[Rows from a figure dataset]

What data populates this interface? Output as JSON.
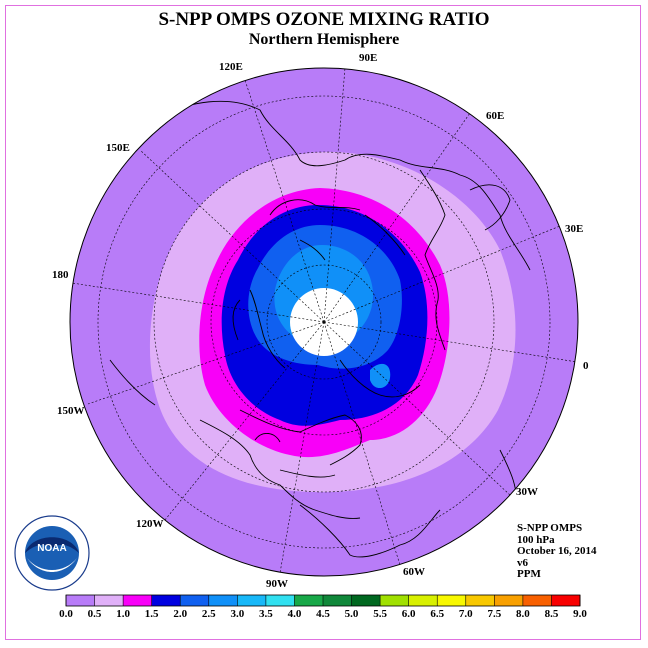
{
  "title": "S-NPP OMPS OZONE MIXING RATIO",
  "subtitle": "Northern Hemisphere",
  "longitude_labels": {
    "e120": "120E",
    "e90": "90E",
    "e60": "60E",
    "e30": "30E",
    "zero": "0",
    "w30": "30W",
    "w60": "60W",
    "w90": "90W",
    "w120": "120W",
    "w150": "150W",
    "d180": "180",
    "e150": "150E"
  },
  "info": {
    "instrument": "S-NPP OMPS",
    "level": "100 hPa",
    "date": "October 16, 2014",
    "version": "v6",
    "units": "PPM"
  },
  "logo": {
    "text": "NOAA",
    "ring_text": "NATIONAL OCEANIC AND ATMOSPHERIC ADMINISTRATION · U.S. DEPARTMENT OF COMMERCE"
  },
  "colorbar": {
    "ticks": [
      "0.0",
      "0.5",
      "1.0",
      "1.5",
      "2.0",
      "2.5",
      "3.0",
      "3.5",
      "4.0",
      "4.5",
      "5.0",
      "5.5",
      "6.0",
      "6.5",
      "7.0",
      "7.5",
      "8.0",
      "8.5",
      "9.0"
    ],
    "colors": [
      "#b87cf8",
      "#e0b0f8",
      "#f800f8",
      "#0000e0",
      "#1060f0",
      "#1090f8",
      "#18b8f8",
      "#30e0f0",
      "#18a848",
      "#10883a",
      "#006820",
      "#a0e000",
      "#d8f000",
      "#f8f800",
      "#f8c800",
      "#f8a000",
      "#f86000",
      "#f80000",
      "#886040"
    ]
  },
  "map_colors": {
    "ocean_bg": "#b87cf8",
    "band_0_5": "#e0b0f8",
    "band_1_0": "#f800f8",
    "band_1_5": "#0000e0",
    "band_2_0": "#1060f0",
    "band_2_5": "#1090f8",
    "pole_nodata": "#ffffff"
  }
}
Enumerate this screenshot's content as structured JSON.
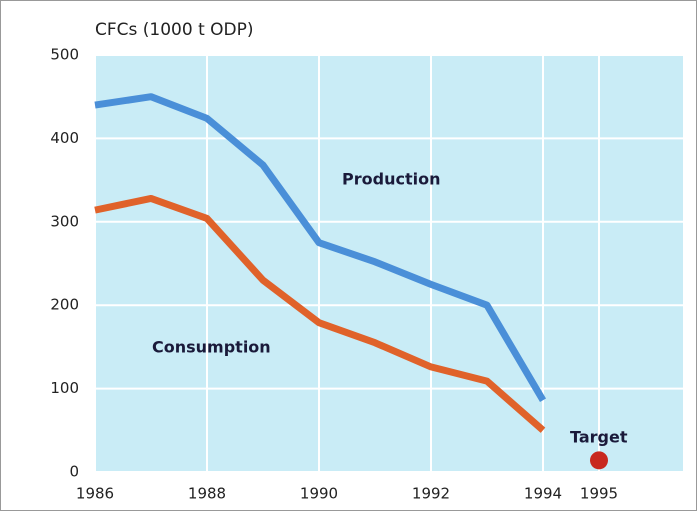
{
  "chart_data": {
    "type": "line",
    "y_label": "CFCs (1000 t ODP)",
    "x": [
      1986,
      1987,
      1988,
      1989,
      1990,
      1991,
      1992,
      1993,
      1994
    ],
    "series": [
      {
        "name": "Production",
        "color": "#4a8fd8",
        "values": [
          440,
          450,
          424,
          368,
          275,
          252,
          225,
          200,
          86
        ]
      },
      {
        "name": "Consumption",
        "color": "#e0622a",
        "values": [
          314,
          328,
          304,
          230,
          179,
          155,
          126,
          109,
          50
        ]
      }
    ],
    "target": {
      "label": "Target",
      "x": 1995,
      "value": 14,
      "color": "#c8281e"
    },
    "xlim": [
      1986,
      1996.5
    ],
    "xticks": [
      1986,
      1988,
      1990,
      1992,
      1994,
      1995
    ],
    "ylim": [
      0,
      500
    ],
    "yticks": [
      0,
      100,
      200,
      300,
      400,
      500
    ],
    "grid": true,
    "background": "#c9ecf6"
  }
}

→ THE PROBLEM:
Tally up the lines of the listing containing the word "this". Give only the total.

→ IN RESPONSE:
2